07/02/2013 | 1 comments
Jurgen Van den Broeck has just completed his final pre-season training camp in Benicassim, Spain – and this, the Ridley Helium SL, is the bike he will use for the forthcoming season.
Lotto-Belisol riders have three different bikes from Belgian brand Ridley to choose from – the super-light Helium SL, the aero Noah FAST and the Classics-specific Fenix, and we’ll be showing you all three having spent the week with the team in Spain.
But Van den Broeck, fourth in the Tour de France in 2010 and 2012, and aiming for a spot on the podium in 2013, will only use the Helium SL throughout the season, regardless of the race.
The Helium has long featured in Ridley’s range but went on a diet last year, and the Helium SL (that stands from Super Light, of course) is the result. Lotto-Belisol got hold of it just before the Tour de France, while we first gave you a glimpse at Eurobike.
The frame previously weighed in the region of 950g but that has dropped to a paltry 780g (claimed weight) for a size medium – that puts it among the lightest frames available – while the new Helium Ultralight fork weighs a claimed 310g.
We logged some miles on a non-team issue Helium SL while in Spain and will report back with our thoughts but, for now, let’s take a closer look at Van den Broeck’s machine.
One of the key differences between the old Helium and the new Helium SL is the switch from an integrated seat post to a standard, 27.2mm seatpost, which saves weight, increases comfort and improves re-sale value, according to Ridley.

*Set of tasks*
1. Repeat, word for word, the passage of the Ridley Helium SL text that opens with the words containing "07/02/2013 | 1" and closes with "glimpse at Eurobike.".
2. According to the Ridley Helium SL text, what is the claimed weight of a size medium Helium SL frame?
The data that follows has no connection to the Ridley Helium SL text.

Page segmentation data:

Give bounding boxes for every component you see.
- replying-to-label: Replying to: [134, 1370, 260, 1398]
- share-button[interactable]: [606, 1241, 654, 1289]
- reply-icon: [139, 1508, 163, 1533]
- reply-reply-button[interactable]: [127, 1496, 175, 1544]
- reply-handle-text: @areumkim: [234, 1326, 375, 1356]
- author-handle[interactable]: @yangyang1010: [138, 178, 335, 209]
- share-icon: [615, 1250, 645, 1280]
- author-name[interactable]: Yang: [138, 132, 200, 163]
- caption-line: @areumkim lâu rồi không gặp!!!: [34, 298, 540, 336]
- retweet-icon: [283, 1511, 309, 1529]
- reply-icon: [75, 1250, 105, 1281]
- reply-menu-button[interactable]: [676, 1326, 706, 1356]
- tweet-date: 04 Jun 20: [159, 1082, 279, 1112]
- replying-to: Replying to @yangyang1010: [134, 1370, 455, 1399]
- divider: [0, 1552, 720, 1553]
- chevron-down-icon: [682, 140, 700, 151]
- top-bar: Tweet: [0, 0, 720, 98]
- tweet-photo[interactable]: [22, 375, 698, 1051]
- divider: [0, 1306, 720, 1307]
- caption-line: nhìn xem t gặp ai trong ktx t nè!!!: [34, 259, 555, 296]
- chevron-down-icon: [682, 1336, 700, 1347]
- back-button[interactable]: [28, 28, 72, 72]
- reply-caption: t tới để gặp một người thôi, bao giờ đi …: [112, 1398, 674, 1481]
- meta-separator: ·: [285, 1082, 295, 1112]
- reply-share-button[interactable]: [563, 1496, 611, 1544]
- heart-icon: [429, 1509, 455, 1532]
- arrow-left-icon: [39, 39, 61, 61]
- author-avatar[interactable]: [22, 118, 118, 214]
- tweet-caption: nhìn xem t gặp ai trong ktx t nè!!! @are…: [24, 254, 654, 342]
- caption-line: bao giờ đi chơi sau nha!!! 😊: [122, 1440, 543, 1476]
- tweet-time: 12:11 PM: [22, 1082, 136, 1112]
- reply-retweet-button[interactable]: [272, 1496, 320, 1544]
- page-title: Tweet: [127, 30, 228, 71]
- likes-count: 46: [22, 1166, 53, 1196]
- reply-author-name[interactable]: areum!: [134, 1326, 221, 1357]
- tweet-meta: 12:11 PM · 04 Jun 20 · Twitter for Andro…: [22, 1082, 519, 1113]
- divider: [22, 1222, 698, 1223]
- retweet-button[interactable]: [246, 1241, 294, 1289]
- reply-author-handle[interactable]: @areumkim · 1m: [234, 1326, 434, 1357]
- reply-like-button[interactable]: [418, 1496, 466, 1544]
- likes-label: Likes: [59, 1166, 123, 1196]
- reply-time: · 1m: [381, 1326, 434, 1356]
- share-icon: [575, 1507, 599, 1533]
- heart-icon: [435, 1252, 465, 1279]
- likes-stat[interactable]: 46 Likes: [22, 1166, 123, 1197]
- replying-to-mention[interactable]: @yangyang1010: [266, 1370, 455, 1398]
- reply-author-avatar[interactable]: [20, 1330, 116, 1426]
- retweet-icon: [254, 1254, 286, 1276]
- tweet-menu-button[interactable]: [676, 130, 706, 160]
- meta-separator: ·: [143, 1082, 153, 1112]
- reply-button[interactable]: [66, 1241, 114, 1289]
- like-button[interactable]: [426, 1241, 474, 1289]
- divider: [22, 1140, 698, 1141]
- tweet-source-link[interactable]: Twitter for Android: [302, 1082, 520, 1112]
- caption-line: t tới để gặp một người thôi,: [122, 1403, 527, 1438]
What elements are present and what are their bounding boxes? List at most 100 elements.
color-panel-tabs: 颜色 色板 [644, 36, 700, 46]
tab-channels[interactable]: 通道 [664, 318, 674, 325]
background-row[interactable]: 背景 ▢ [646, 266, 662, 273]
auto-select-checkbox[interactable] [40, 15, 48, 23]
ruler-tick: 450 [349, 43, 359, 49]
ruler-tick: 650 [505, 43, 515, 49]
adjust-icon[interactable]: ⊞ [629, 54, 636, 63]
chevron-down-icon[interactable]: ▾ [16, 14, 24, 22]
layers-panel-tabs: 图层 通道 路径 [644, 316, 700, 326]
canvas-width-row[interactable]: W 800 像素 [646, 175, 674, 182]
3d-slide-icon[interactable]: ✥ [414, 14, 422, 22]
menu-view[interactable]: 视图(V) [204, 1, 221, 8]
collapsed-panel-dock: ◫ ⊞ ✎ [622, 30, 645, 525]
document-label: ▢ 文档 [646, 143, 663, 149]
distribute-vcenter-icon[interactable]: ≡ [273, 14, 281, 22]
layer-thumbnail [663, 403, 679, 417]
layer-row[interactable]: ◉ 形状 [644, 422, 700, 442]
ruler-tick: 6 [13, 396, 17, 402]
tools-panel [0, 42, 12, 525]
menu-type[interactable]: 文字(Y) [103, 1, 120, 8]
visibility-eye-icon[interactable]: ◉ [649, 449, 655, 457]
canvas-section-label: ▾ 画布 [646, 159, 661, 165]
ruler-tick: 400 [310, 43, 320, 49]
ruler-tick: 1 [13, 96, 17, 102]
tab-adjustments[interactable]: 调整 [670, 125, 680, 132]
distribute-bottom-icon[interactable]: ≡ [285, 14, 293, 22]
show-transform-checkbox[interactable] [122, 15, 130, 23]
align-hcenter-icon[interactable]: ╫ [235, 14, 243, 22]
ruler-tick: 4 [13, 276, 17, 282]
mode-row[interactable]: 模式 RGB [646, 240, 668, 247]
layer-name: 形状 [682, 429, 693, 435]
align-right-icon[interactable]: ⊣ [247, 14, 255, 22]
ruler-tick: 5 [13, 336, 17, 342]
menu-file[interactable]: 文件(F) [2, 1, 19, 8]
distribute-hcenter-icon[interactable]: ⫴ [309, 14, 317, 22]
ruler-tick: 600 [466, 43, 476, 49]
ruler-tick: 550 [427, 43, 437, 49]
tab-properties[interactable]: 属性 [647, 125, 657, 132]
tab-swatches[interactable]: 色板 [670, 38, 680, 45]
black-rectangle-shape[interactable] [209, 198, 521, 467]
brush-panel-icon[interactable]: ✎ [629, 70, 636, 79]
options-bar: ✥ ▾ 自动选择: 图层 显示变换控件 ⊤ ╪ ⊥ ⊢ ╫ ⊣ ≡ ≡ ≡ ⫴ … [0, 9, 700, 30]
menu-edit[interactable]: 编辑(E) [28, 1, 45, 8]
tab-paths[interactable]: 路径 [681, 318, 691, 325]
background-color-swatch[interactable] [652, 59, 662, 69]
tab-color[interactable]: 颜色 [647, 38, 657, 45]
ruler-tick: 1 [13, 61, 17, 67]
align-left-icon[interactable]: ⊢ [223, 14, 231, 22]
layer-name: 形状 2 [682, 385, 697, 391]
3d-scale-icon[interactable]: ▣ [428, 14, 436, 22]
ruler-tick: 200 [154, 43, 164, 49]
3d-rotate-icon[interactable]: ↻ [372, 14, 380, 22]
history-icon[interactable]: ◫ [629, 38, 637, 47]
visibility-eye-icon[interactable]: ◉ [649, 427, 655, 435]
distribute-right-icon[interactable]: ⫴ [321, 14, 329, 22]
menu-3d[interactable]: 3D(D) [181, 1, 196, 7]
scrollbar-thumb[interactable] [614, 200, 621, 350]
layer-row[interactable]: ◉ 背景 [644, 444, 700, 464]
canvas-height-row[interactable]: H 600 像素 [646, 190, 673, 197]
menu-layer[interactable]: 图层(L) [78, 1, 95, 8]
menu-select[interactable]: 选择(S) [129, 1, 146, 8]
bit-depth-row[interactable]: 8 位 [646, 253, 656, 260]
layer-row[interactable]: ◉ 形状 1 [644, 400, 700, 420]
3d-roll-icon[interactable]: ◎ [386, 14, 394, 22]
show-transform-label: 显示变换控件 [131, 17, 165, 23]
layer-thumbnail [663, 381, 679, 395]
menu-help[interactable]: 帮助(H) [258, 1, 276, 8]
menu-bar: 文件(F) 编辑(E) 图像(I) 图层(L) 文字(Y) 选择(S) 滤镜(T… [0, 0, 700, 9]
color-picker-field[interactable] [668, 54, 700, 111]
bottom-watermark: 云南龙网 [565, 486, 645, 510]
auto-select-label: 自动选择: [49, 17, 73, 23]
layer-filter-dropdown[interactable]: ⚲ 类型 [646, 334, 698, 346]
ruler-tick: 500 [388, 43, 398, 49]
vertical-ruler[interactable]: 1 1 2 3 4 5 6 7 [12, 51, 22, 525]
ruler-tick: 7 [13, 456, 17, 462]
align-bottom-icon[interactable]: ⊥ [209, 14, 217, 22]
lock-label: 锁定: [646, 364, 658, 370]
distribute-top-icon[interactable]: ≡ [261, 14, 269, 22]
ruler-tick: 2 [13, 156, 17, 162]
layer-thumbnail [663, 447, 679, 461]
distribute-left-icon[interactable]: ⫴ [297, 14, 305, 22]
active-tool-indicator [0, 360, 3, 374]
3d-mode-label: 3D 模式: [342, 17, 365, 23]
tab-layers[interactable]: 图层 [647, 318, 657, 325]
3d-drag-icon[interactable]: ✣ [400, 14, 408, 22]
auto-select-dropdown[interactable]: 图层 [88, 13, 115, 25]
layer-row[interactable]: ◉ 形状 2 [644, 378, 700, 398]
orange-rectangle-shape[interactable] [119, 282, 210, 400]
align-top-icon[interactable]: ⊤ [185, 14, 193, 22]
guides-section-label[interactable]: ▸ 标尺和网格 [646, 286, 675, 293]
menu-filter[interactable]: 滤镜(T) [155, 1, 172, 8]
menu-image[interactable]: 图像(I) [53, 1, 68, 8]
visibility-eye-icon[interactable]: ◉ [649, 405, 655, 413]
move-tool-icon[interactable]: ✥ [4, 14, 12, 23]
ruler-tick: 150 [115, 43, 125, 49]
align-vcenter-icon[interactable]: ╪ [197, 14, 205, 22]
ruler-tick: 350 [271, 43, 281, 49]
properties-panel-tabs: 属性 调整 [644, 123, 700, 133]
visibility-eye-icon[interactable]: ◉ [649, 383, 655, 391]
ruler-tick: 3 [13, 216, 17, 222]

*Results for each task*
1.
07/02/2013 | 1 comments
Jurgen Van den Broeck has just completed his final pre-season training camp in Benicassim, Spain – and this, the Ridley Helium SL, is the bike he will use for the forthcoming season.
Lotto-Belisol riders have three different bikes from Belgian brand Ridley to choose from – the super-light Helium SL, the aero Noah FAST and the Classics-specific Fenix, and we’ll be showing you all three having spent the week with the team in Spain.
But Van den Broeck, fourth in the Tour de France in 2010 and 2012, and aiming for a spot on the podium in 2013, will only use the Helium SL throughout the season, regardless of the race.
The Helium has long featured in Ridley’s range but went on a diet last year, and the Helium SL (that stands from Super Light, of course) is the result. Lotto-Belisol got hold of it just before the Tour de France, while we first gave you a glimpse at Eurobike.

2. 780g